» **Your task**
For this exercise, repeat all of the material verbatim apart from its images.

━━ Data records

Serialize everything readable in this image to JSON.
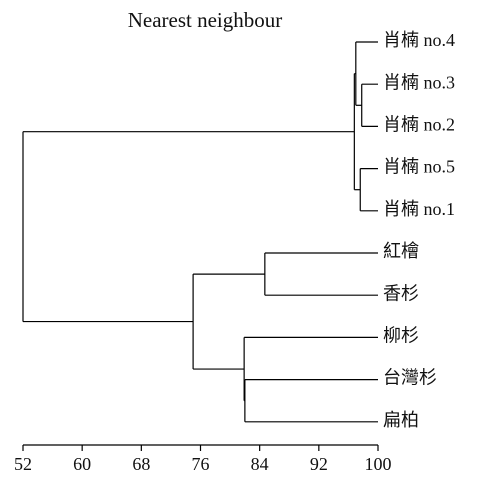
{
  "chart_data": {
    "type": "dendrogram",
    "title": "Nearest neighbour",
    "xlim": [
      52,
      100
    ],
    "xticks": [
      52,
      60,
      68,
      76,
      84,
      92,
      100
    ],
    "color": "#000000",
    "tree": {
      "height": 52,
      "children": [
        {
          "height": 96.8,
          "children": [
            {
              "height": 97.0,
              "children": [
                {
                  "label": "肖楠 no.4"
                },
                {
                  "height": 97.8,
                  "children": [
                    {
                      "label": "肖楠 no.3"
                    },
                    {
                      "label": "肖楠 no.2"
                    }
                  ]
                }
              ]
            },
            {
              "height": 97.6,
              "children": [
                {
                  "label": "肖楠 no.5"
                },
                {
                  "label": "肖楠 no.1"
                }
              ]
            }
          ]
        },
        {
          "height": 75.0,
          "children": [
            {
              "height": 84.7,
              "children": [
                {
                  "label": "紅檜"
                },
                {
                  "label": "香杉"
                }
              ]
            },
            {
              "height": 81.9,
              "children": [
                {
                  "label": "柳杉"
                },
                {
                  "height": 82.0,
                  "children": [
                    {
                      "label": "台灣杉"
                    },
                    {
                      "label": "扁柏"
                    }
                  ]
                }
              ]
            }
          ]
        }
      ]
    }
  }
}
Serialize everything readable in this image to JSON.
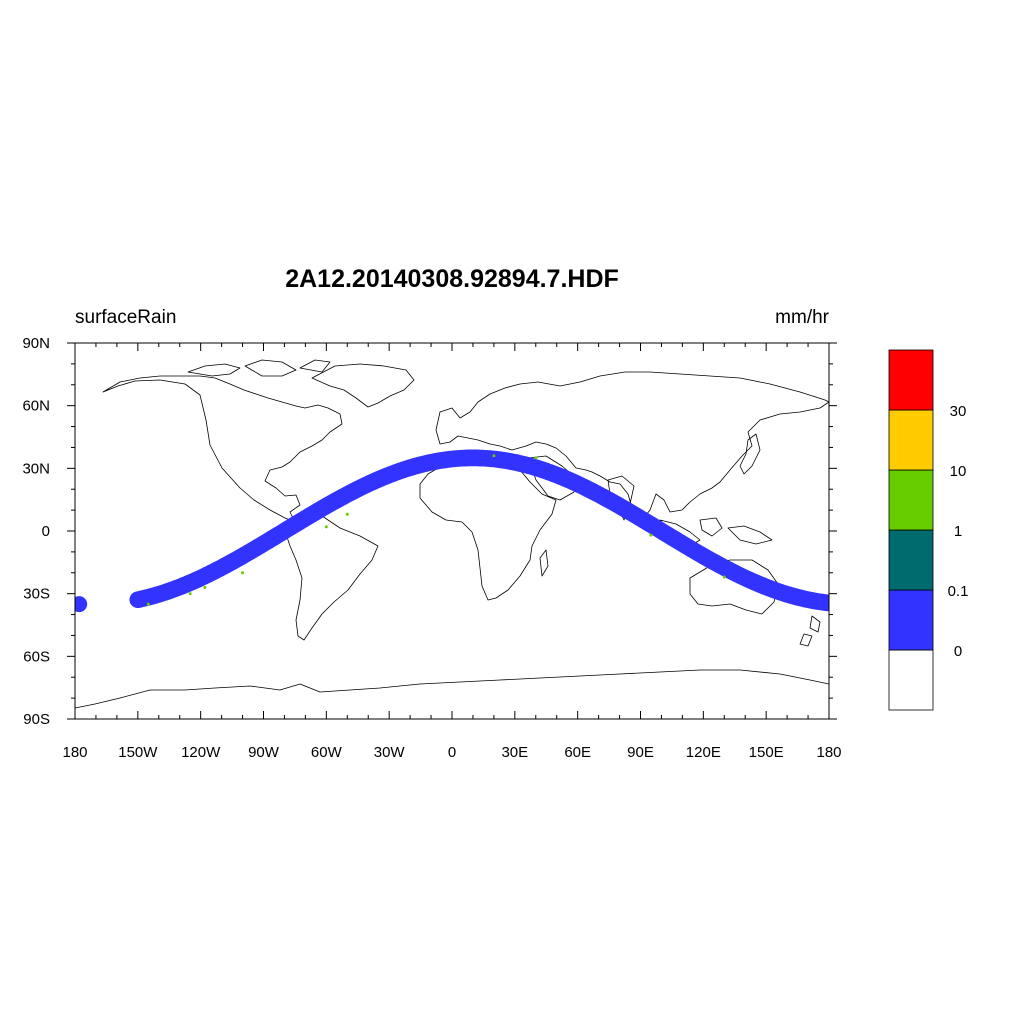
{
  "title": "2A12.20140308.92894.7.HDF",
  "left_label": "surfaceRain",
  "right_label": "mm/hr",
  "x_ticks": [
    {
      "lon": -180,
      "label": "180"
    },
    {
      "lon": -150,
      "label": "150W"
    },
    {
      "lon": -120,
      "label": "120W"
    },
    {
      "lon": -90,
      "label": "90W"
    },
    {
      "lon": -60,
      "label": "60W"
    },
    {
      "lon": -30,
      "label": "30W"
    },
    {
      "lon": 0,
      "label": "0"
    },
    {
      "lon": 30,
      "label": "30E"
    },
    {
      "lon": 60,
      "label": "60E"
    },
    {
      "lon": 90,
      "label": "90E"
    },
    {
      "lon": 120,
      "label": "120E"
    },
    {
      "lon": 150,
      "label": "150E"
    },
    {
      "lon": 180,
      "label": "180"
    }
  ],
  "y_ticks": [
    {
      "lat": 90,
      "label": "90N"
    },
    {
      "lat": 60,
      "label": "60N"
    },
    {
      "lat": 30,
      "label": "30N"
    },
    {
      "lat": 0,
      "label": "0"
    },
    {
      "lat": -30,
      "label": "30S"
    },
    {
      "lat": -60,
      "label": "60S"
    },
    {
      "lat": -90,
      "label": "90S"
    }
  ],
  "colorbar": {
    "colors": [
      "#ffffff",
      "#3333ff",
      "#006b6e",
      "#66cc00",
      "#ffcc00",
      "#ff0000"
    ],
    "labels": [
      "0",
      "0.1",
      "1",
      "10",
      "30"
    ]
  },
  "swath": {
    "color": "#3333ff",
    "start_lon": -150,
    "end_lon": 180,
    "crest_lon": 10,
    "amplitude_lat": 35,
    "width_deg": 8,
    "fragment_lon": -178,
    "fragment_lat": -35
  },
  "rain_points": [
    {
      "lon": -145,
      "lat": -35
    },
    {
      "lon": -125,
      "lat": -30
    },
    {
      "lon": -118,
      "lat": -27
    },
    {
      "lon": -100,
      "lat": -20
    },
    {
      "lon": -60,
      "lat": 2
    },
    {
      "lon": -50,
      "lat": 8
    },
    {
      "lon": 20,
      "lat": 36
    },
    {
      "lon": 40,
      "lat": 35
    },
    {
      "lon": 95,
      "lat": -2
    },
    {
      "lon": 130,
      "lat": -22
    }
  ],
  "rain_color": "#66cc00"
}
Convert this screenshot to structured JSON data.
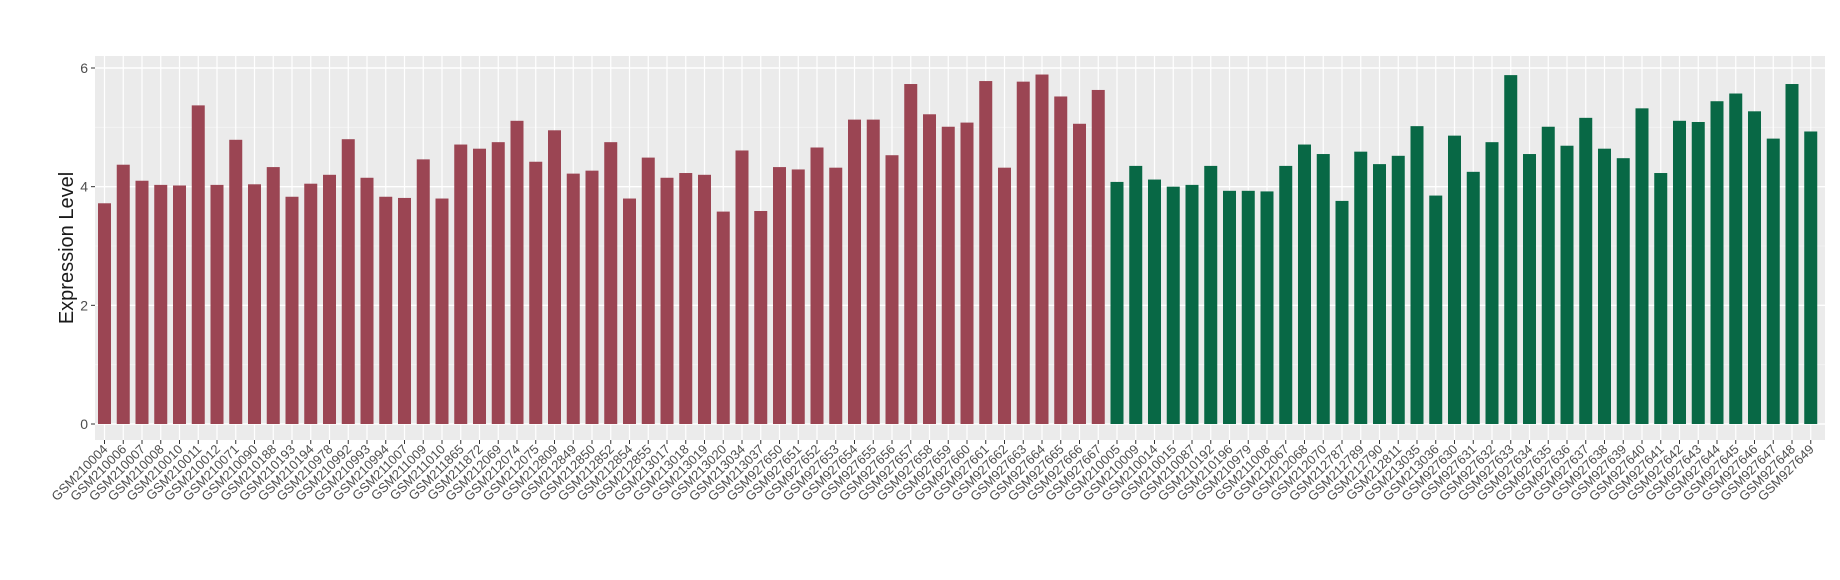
{
  "chart_data": {
    "type": "bar",
    "title": "",
    "xlabel": "",
    "ylabel": "Expression Level",
    "ylim": [
      0,
      6.2
    ],
    "yticks": [
      0,
      2,
      4,
      6
    ],
    "grid": true,
    "background": "#ebebeb",
    "colors": {
      "group1": "#9b4553",
      "group2": "#086845"
    },
    "categories": [
      "GSM210004",
      "GSM210006",
      "GSM210007",
      "GSM210008",
      "GSM210010",
      "GSM210011",
      "GSM210012",
      "GSM210071",
      "GSM210090",
      "GSM210188",
      "GSM210193",
      "GSM210194",
      "GSM210978",
      "GSM210992",
      "GSM210993",
      "GSM210994",
      "GSM211007",
      "GSM211009",
      "GSM211010",
      "GSM211865",
      "GSM211872",
      "GSM212069",
      "GSM212074",
      "GSM212075",
      "GSM212809",
      "GSM212849",
      "GSM212850",
      "GSM212852",
      "GSM212854",
      "GSM212855",
      "GSM213017",
      "GSM213018",
      "GSM213019",
      "GSM213020",
      "GSM213034",
      "GSM213037",
      "GSM927650",
      "GSM927651",
      "GSM927652",
      "GSM927653",
      "GSM927654",
      "GSM927655",
      "GSM927656",
      "GSM927657",
      "GSM927658",
      "GSM927659",
      "GSM927660",
      "GSM927661",
      "GSM927662",
      "GSM927663",
      "GSM927664",
      "GSM927665",
      "GSM927666",
      "GSM927667",
      "GSM210005",
      "GSM210009",
      "GSM210014",
      "GSM210015",
      "GSM210087",
      "GSM210192",
      "GSM210196",
      "GSM210979",
      "GSM211008",
      "GSM212067",
      "GSM212068",
      "GSM212070",
      "GSM212787",
      "GSM212789",
      "GSM212790",
      "GSM212811",
      "GSM213035",
      "GSM213036",
      "GSM927630",
      "GSM927631",
      "GSM927632",
      "GSM927633",
      "GSM927634",
      "GSM927635",
      "GSM927636",
      "GSM927637",
      "GSM927638",
      "GSM927639",
      "GSM927640",
      "GSM927641",
      "GSM927642",
      "GSM927643",
      "GSM927644",
      "GSM927645",
      "GSM927646",
      "GSM927647",
      "GSM927648",
      "GSM927649"
    ],
    "values": [
      3.72,
      4.37,
      4.1,
      4.03,
      4.02,
      5.37,
      4.03,
      4.79,
      4.04,
      4.33,
      3.83,
      4.05,
      4.2,
      4.8,
      4.15,
      3.83,
      3.81,
      4.46,
      3.8,
      4.71,
      4.64,
      4.75,
      5.11,
      4.42,
      4.95,
      4.22,
      4.27,
      4.75,
      3.8,
      4.49,
      4.15,
      4.23,
      4.2,
      3.58,
      4.61,
      3.59,
      4.33,
      4.29,
      4.66,
      4.32,
      5.13,
      5.13,
      4.53,
      5.73,
      5.22,
      5.01,
      5.08,
      5.78,
      4.32,
      5.77,
      5.89,
      5.52,
      5.06,
      5.63,
      4.08,
      4.35,
      4.12,
      4.0,
      4.03,
      4.35,
      3.93,
      3.93,
      3.92,
      4.35,
      4.71,
      4.55,
      3.76,
      4.59,
      4.38,
      4.52,
      5.02,
      3.85,
      4.86,
      4.25,
      4.75,
      5.88,
      4.55,
      5.01,
      4.69,
      5.16,
      4.64,
      4.48,
      5.32,
      4.23,
      5.11,
      5.09,
      5.44,
      5.57,
      5.27,
      4.81,
      5.73,
      4.93
    ],
    "group_sizes": [
      54,
      38
    ]
  }
}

━━━━

» **Complete response**
Serialize everything readable in this image to JSON.
{
  "chart_data": {
    "type": "dendrogram",
    "title": "Nearest neighbour",
    "xlim": [
      52,
      100
    ],
    "xticks": [
      52,
      60,
      68,
      76,
      84,
      92,
      100
    ],
    "color": "#000000",
    "tree": {
      "height": 52,
      "children": [
        {
          "height": 96.8,
          "children": [
            {
              "height": 97.0,
              "children": [
                {
                  "label": "肖楠 no.4"
                },
                {
                  "height": 97.8,
                  "children": [
                    {
                      "label": "肖楠 no.3"
                    },
                    {
                      "label": "肖楠 no.2"
                    }
                  ]
                }
              ]
            },
            {
              "height": 97.6,
              "children": [
                {
                  "label": "肖楠 no.5"
                },
                {
                  "label": "肖楠 no.1"
                }
              ]
            }
          ]
        },
        {
          "height": 75.0,
          "children": [
            {
              "height": 84.7,
              "children": [
                {
                  "label": "紅檜"
                },
                {
                  "label": "香杉"
                }
              ]
            },
            {
              "height": 81.9,
              "children": [
                {
                  "label": "柳杉"
                },
                {
                  "height": 82.0,
                  "children": [
                    {
                      "label": "台灣杉"
                    },
                    {
                      "label": "扁柏"
                    }
                  ]
                }
              ]
            }
          ]
        }
      ]
    }
  }
}
Serialize everything readable in this image to JSON.
{
  "title": "2A12.20140308.92894.7.HDF",
  "left_label": "surfaceRain",
  "right_label": "mm/hr",
  "x_ticks": [
    {
      "lon": -180,
      "label": "180"
    },
    {
      "lon": -150,
      "label": "150W"
    },
    {
      "lon": -120,
      "label": "120W"
    },
    {
      "lon": -90,
      "label": "90W"
    },
    {
      "lon": -60,
      "label": "60W"
    },
    {
      "lon": -30,
      "label": "30W"
    },
    {
      "lon": 0,
      "label": "0"
    },
    {
      "lon": 30,
      "label": "30E"
    },
    {
      "lon": 60,
      "label": "60E"
    },
    {
      "lon": 90,
      "label": "90E"
    },
    {
      "lon": 120,
      "label": "120E"
    },
    {
      "lon": 150,
      "label": "150E"
    },
    {
      "lon": 180,
      "label": "180"
    }
  ],
  "y_ticks": [
    {
      "lat": 90,
      "label": "90N"
    },
    {
      "lat": 60,
      "label": "60N"
    },
    {
      "lat": 30,
      "label": "30N"
    },
    {
      "lat": 0,
      "label": "0"
    },
    {
      "lat": -30,
      "label": "30S"
    },
    {
      "lat": -60,
      "label": "60S"
    },
    {
      "lat": -90,
      "label": "90S"
    }
  ],
  "colorbar": {
    "colors": [
      "#ffffff",
      "#3333ff",
      "#006b6e",
      "#66cc00",
      "#ffcc00",
      "#ff0000"
    ],
    "labels": [
      "0",
      "0.1",
      "1",
      "10",
      "30"
    ]
  },
  "swath": {
    "color": "#3333ff",
    "start_lon": -150,
    "end_lon": 180,
    "crest_lon": 10,
    "amplitude_lat": 35,
    "width_deg": 8,
    "fragment_lon": -178,
    "fragment_lat": -35
  },
  "rain_points": [
    {
      "lon": -145,
      "lat": -35
    },
    {
      "lon": -125,
      "lat": -30
    },
    {
      "lon": -118,
      "lat": -27
    },
    {
      "lon": -100,
      "lat": -20
    },
    {
      "lon": -60,
      "lat": 2
    },
    {
      "lon": -50,
      "lat": 8
    },
    {
      "lon": 20,
      "lat": 36
    },
    {
      "lon": 40,
      "lat": 35
    },
    {
      "lon": 95,
      "lat": -2
    },
    {
      "lon": 130,
      "lat": -22
    }
  ],
  "rain_color": "#66cc00"
}
Convert this screenshot to structured JSON data.
{
  "chart_data": {
    "type": "bar",
    "title": "",
    "xlabel": "",
    "ylabel": "Expression Level",
    "ylim": [
      0,
      6.2
    ],
    "yticks": [
      0,
      2,
      4,
      6
    ],
    "grid": true,
    "background": "#ebebeb",
    "colors": {
      "group1": "#9b4553",
      "group2": "#086845"
    },
    "categories": [
      "GSM210004",
      "GSM210006",
      "GSM210007",
      "GSM210008",
      "GSM210010",
      "GSM210011",
      "GSM210012",
      "GSM210071",
      "GSM210090",
      "GSM210188",
      "GSM210193",
      "GSM210194",
      "GSM210978",
      "GSM210992",
      "GSM210993",
      "GSM210994",
      "GSM211007",
      "GSM211009",
      "GSM211010",
      "GSM211865",
      "GSM211872",
      "GSM212069",
      "GSM212074",
      "GSM212075",
      "GSM212809",
      "GSM212849",
      "GSM212850",
      "GSM212852",
      "GSM212854",
      "GSM212855",
      "GSM213017",
      "GSM213018",
      "GSM213019",
      "GSM213020",
      "GSM213034",
      "GSM213037",
      "GSM927650",
      "GSM927651",
      "GSM927652",
      "GSM927653",
      "GSM927654",
      "GSM927655",
      "GSM927656",
      "GSM927657",
      "GSM927658",
      "GSM927659",
      "GSM927660",
      "GSM927661",
      "GSM927662",
      "GSM927663",
      "GSM927664",
      "GSM927665",
      "GSM927666",
      "GSM927667",
      "GSM210005",
      "GSM210009",
      "GSM210014",
      "GSM210015",
      "GSM210087",
      "GSM210192",
      "GSM210196",
      "GSM210979",
      "GSM211008",
      "GSM212067",
      "GSM212068",
      "GSM212070",
      "GSM212787",
      "GSM212789",
      "GSM212790",
      "GSM212811",
      "GSM213035",
      "GSM213036",
      "GSM927630",
      "GSM927631",
      "GSM927632",
      "GSM927633",
      "GSM927634",
      "GSM927635",
      "GSM927636",
      "GSM927637",
      "GSM927638",
      "GSM927639",
      "GSM927640",
      "GSM927641",
      "GSM927642",
      "GSM927643",
      "GSM927644",
      "GSM927645",
      "GSM927646",
      "GSM927647",
      "GSM927648",
      "GSM927649"
    ],
    "values": [
      3.72,
      4.37,
      4.1,
      4.03,
      4.02,
      5.37,
      4.03,
      4.79,
      4.04,
      4.33,
      3.83,
      4.05,
      4.2,
      4.8,
      4.15,
      3.83,
      3.81,
      4.46,
      3.8,
      4.71,
      4.64,
      4.75,
      5.11,
      4.42,
      4.95,
      4.22,
      4.27,
      4.75,
      3.8,
      4.49,
      4.15,
      4.23,
      4.2,
      3.58,
      4.61,
      3.59,
      4.33,
      4.29,
      4.66,
      4.32,
      5.13,
      5.13,
      4.53,
      5.73,
      5.22,
      5.01,
      5.08,
      5.78,
      4.32,
      5.77,
      5.89,
      5.52,
      5.06,
      5.63,
      4.08,
      4.35,
      4.12,
      4.0,
      4.03,
      4.35,
      3.93,
      3.93,
      3.92,
      4.35,
      4.71,
      4.55,
      3.76,
      4.59,
      4.38,
      4.52,
      5.02,
      3.85,
      4.86,
      4.25,
      4.75,
      5.88,
      4.55,
      5.01,
      4.69,
      5.16,
      4.64,
      4.48,
      5.32,
      4.23,
      5.11,
      5.09,
      5.44,
      5.57,
      5.27,
      4.81,
      5.73,
      4.93
    ],
    "group_sizes": [
      54,
      38
    ]
  }
}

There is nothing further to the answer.